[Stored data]
——

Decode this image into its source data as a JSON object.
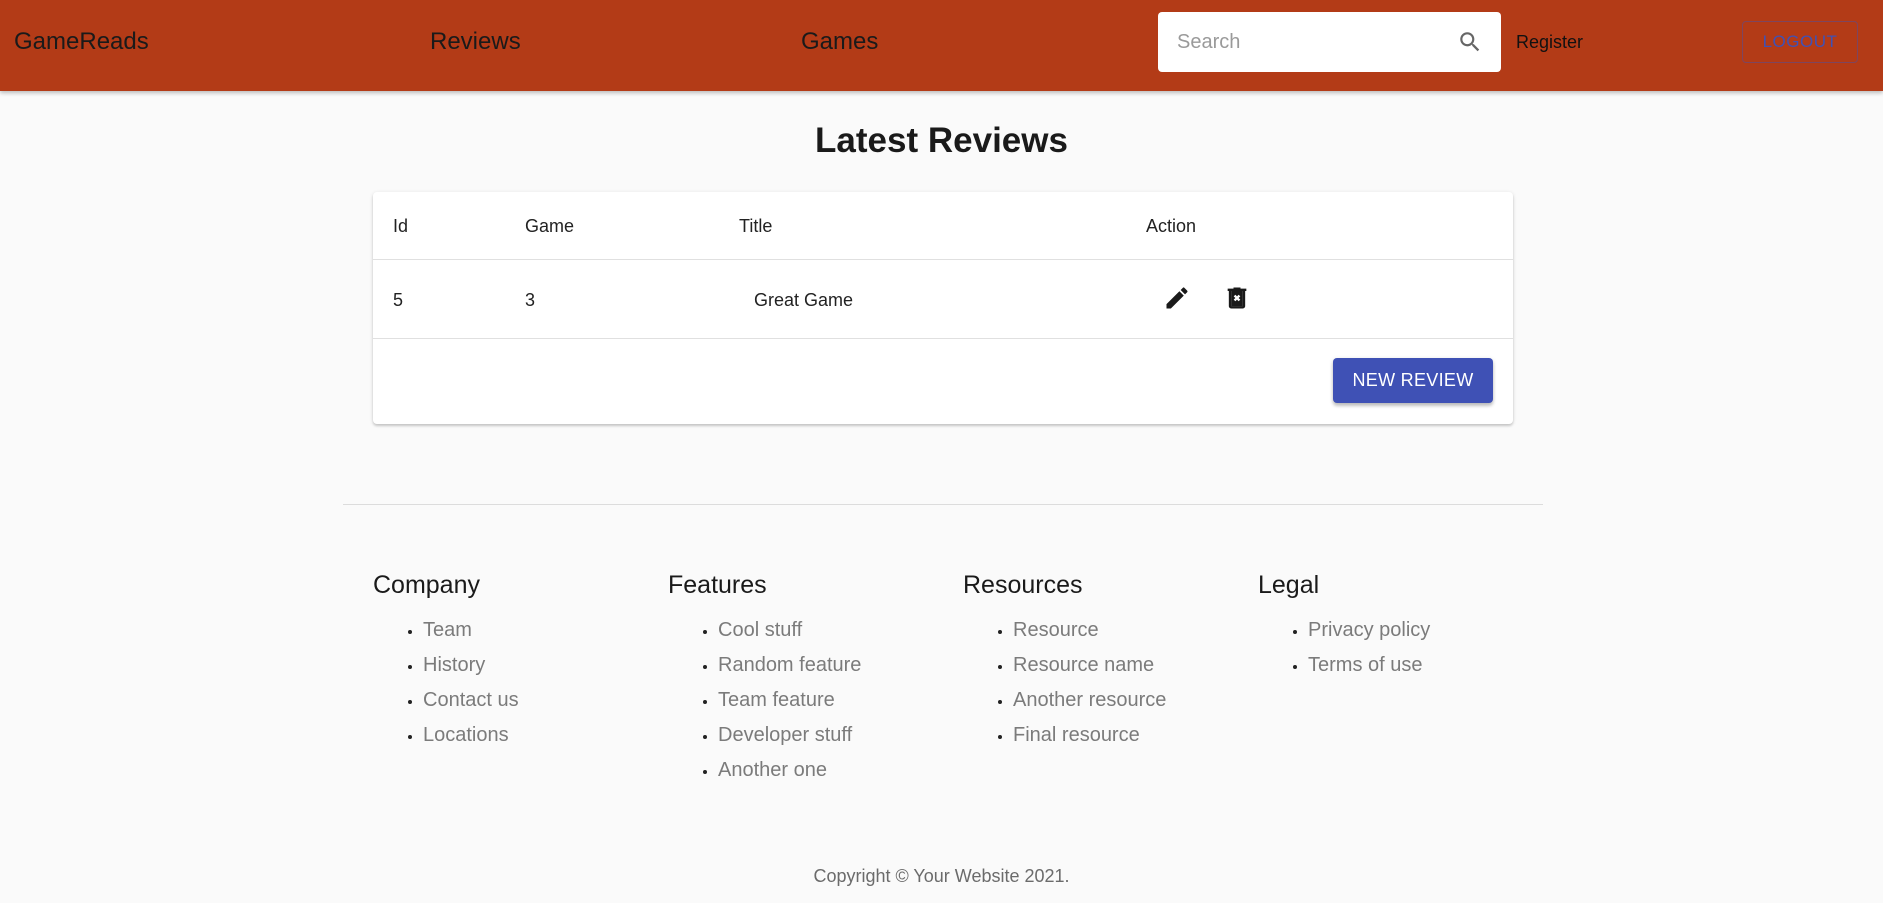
{
  "header": {
    "brand": "GameReads",
    "nav": [
      "Reviews",
      "Games"
    ],
    "search_placeholder": "Search",
    "register_label": "Register",
    "logout_label": "LOGOUT",
    "bar_color": "#b33b17",
    "accent_color": "#3f51b5"
  },
  "main": {
    "title": "Latest Reviews",
    "table": {
      "columns": [
        "Id",
        "Game",
        "Title",
        "Action"
      ],
      "rows": [
        {
          "id": "5",
          "game": "3",
          "title": "Great Game",
          "actions": [
            "edit-icon",
            "delete-icon"
          ]
        }
      ]
    },
    "new_review_label": "NEW REVIEW"
  },
  "footer": {
    "columns": [
      {
        "heading": "Company",
        "links": [
          "Team",
          "History",
          "Contact us",
          "Locations"
        ]
      },
      {
        "heading": "Features",
        "links": [
          "Cool stuff",
          "Random feature",
          "Team feature",
          "Developer stuff",
          "Another one"
        ]
      },
      {
        "heading": "Resources",
        "links": [
          "Resource",
          "Resource name",
          "Another resource",
          "Final resource"
        ]
      },
      {
        "heading": "Legal",
        "links": [
          "Privacy policy",
          "Terms of use"
        ]
      }
    ],
    "copyright": "Copyright © Your Website 2021."
  }
}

——

— Exercise directions —
From the entries above, output every line exactly and omit any image.

— Written solution —
Decode this image into its source data as a JSON object.
{
  "header": {
    "brand": "GameReads",
    "nav": [
      "Reviews",
      "Games"
    ],
    "search_placeholder": "Search",
    "register_label": "Register",
    "logout_label": "LOGOUT",
    "bar_color": "#b33b17",
    "accent_color": "#3f51b5"
  },
  "main": {
    "title": "Latest Reviews",
    "table": {
      "columns": [
        "Id",
        "Game",
        "Title",
        "Action"
      ],
      "rows": [
        {
          "id": "5",
          "game": "3",
          "title": "Great Game",
          "actions": [
            "edit-icon",
            "delete-icon"
          ]
        }
      ]
    },
    "new_review_label": "NEW REVIEW"
  },
  "footer": {
    "columns": [
      {
        "heading": "Company",
        "links": [
          "Team",
          "History",
          "Contact us",
          "Locations"
        ]
      },
      {
        "heading": "Features",
        "links": [
          "Cool stuff",
          "Random feature",
          "Team feature",
          "Developer stuff",
          "Another one"
        ]
      },
      {
        "heading": "Resources",
        "links": [
          "Resource",
          "Resource name",
          "Another resource",
          "Final resource"
        ]
      },
      {
        "heading": "Legal",
        "links": [
          "Privacy policy",
          "Terms of use"
        ]
      }
    ],
    "copyright": "Copyright © Your Website 2021."
  }
}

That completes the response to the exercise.